◆ 本文の抜粋:
%%
マルチヌーの新刊

F. James Rybka

Bohusulav Martinů  The Compulsion to Compose

The Scarecrow Press, INC. Lanham, 2011

著者1935年ニューヨーク生、外科医。1961年コーネル医科大学卒業後、マルチヌーの病歴を調べ、彼の性格がアスペルガー症候群だったことを発見。世界中のマルチヌー関連の学会に出席して発表。カリフォルニア・デイヴィス医科大学形成外科臨床教授、現在は引退し夫妻はGold River在住。

一家は1941年にマルチヌーの訪問を受け、以後、彼の世話を見て親交を結ぶ。1951年父フランクはマルチヌーとトレラーでAdirondacksに旅した。1959年作曲者の死の1ヶ月前、著者は病床を訪問。フランク一家とくにドリス夫人は、ロウ(後述)よりシャルロットに共感しており、ロウがリプカ家へ招かれた事は一度もなかった。

1944年にオーストリアの小児科医Hans Asperger190680)が「自閉的精神病質」と名づけた症候群Syndromeで、知的障害はない(引きこもり気質)。1981年以降一般に知られるようになった。男女比5:1.アインシュタイン、グールドもAS

リプカRybka, FrankFrantišek18951970はオルガニスト、チェロ奏者ヤナーチェクの弟子、故郷ポリチカでマルチヌーと知り合い、1912年からアメリカに定住、ピッツバーク、ジャマイカ(ニューヨーク近郊)で教えていた。渡米後のマルチヌーを全面的に支援し、友情は終生続いた。フリムルの映画音楽でブロードウェイ合唱団を指揮。「チェロ・ソナタ第2番」H.286を献呈さる。1950年代の休暇時ヨーロッパ旅行時にもマルチヌー.と会っていた。

ドリスはピアニスト、ボリス(1924生)はホルン奏者。

書評:

従来のシャフラーネク、ミフレ、ラージ、エリスマンらの著書も引用し、6歳の少年代から身近に接したマルチヌー像を描き出し、これに自分の医学的考察を加えたもので、音楽論は音楽学者顔負けの堂に入ったもの。1970年の父の死没、父宛のマルチヌーの約100通の書簡(とくに1950年代、クヴィェタ・シモンの翻訳)も参照している。
%%
◆ 作業内容:
(1) マルチヌーの新刊の紹介文によれば、著者がコーネル医科大学を卒業したのは何年か。
(2) マルチヌーの新刊の紹介文を、最後の文の後から書き継ぐ。

(データセットの項目)
%%
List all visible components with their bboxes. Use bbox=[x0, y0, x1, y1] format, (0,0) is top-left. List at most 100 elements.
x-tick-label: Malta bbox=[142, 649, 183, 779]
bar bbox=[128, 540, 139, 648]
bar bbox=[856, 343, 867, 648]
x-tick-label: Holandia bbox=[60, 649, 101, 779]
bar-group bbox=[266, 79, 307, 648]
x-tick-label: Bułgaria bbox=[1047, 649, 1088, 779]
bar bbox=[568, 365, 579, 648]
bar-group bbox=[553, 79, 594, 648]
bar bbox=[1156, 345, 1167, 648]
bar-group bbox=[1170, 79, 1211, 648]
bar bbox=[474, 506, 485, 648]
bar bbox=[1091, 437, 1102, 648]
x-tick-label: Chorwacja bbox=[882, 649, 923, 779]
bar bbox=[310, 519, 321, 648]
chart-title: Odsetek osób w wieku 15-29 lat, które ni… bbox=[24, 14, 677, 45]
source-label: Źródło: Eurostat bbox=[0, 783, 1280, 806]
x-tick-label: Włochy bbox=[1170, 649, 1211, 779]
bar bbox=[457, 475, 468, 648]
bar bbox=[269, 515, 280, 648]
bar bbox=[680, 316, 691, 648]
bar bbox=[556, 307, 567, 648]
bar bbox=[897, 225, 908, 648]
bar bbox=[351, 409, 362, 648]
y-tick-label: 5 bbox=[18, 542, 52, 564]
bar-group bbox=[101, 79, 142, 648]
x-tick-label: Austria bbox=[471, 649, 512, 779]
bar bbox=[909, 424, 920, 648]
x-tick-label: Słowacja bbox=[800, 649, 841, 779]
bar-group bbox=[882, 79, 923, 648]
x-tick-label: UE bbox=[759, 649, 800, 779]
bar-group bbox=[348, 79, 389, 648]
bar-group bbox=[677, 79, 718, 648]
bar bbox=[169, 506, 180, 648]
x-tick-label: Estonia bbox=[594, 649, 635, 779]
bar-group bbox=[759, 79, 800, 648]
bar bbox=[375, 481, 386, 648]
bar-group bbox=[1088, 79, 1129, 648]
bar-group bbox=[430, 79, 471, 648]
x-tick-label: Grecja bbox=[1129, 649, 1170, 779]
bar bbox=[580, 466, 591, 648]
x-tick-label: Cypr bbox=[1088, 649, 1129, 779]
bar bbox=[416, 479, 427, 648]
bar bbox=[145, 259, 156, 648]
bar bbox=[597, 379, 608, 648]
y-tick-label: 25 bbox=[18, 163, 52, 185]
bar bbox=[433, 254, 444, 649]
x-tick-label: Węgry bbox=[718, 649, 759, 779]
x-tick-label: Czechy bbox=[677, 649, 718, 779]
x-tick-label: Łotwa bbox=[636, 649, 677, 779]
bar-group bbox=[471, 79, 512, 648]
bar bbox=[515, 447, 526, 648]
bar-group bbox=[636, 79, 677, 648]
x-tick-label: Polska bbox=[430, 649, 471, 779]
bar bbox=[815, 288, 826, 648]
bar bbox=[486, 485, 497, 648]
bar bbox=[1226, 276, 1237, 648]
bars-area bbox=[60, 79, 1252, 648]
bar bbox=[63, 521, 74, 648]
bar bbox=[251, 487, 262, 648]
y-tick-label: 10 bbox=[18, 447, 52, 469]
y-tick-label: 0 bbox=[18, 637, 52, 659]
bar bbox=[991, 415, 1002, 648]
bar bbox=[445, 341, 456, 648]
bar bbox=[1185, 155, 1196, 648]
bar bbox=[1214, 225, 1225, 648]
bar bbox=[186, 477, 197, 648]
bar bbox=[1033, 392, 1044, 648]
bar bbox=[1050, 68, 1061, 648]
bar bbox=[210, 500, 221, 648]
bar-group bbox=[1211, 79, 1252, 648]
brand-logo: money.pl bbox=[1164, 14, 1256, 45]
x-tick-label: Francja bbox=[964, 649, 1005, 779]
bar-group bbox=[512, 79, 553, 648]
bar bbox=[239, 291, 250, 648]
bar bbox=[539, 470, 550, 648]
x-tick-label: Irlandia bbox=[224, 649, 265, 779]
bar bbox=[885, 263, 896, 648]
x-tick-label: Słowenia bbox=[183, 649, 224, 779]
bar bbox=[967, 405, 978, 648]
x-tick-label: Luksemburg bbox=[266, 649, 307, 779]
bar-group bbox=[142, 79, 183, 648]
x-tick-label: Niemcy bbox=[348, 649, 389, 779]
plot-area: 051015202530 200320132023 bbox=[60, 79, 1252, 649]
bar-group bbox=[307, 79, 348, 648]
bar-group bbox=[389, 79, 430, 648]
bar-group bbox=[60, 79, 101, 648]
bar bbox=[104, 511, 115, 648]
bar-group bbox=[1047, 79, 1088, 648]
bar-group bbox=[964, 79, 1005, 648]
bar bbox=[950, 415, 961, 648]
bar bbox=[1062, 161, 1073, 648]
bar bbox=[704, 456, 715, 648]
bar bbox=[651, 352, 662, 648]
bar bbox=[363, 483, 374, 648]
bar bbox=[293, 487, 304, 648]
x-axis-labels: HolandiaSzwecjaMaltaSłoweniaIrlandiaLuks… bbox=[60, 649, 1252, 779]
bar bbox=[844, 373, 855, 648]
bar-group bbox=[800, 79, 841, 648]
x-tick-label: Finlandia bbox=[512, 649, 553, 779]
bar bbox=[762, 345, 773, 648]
%%
◆ 作業ごとの解答:
(1) 1961年。

(2)
マルチヌーの気質がアスペルガー症候群だったことや、1946年の受傷直後から1953年まで付き合っていた、バーストウ愛称ロウRosalie (Roe) Barstow1907109~75)という、愛人のいたことはショッキングだ。マルチヌーはシャルロットと離婚し、彼女と結婚しようとさえ思っていた。(彼女については、シャフラーネクがほんの少し、エリスマンがやや長めに、ミフレは2002年版でやっと言及している)。

彼女はミズーリ州生、両親はモリス・グッドマンとレベッカ・ベルマン。マルチヌーに会うまでの経歴や、バーストウ氏との離婚理由は不明、グリーンウィチ・ヴィレジのマンションに独り住まいしデパートLord & Taylorで働いていた。フランス語ができ音楽にも精通し、洋裁店で仕事していたが、レヴァントリット(弁護士夫人で若い芸術家の後援者)から、マルチヌーのことを聞いていたらしい。美人とは言えないが魅力的なイスラエル人で、エレガントな服装と身のこなしで衆目をひいていた。自立心が強く行動が積極的で、どこへでも飛んでいった。「ピエロ・デッラ・フランチェスカ」も、彼女の案内で見たのだ。最後にロウはマルチヌーから貰った書簡を公開しようとしたが、彼に断られた。

本文中のチェコ人名などにミス・プリの多いのが気になる。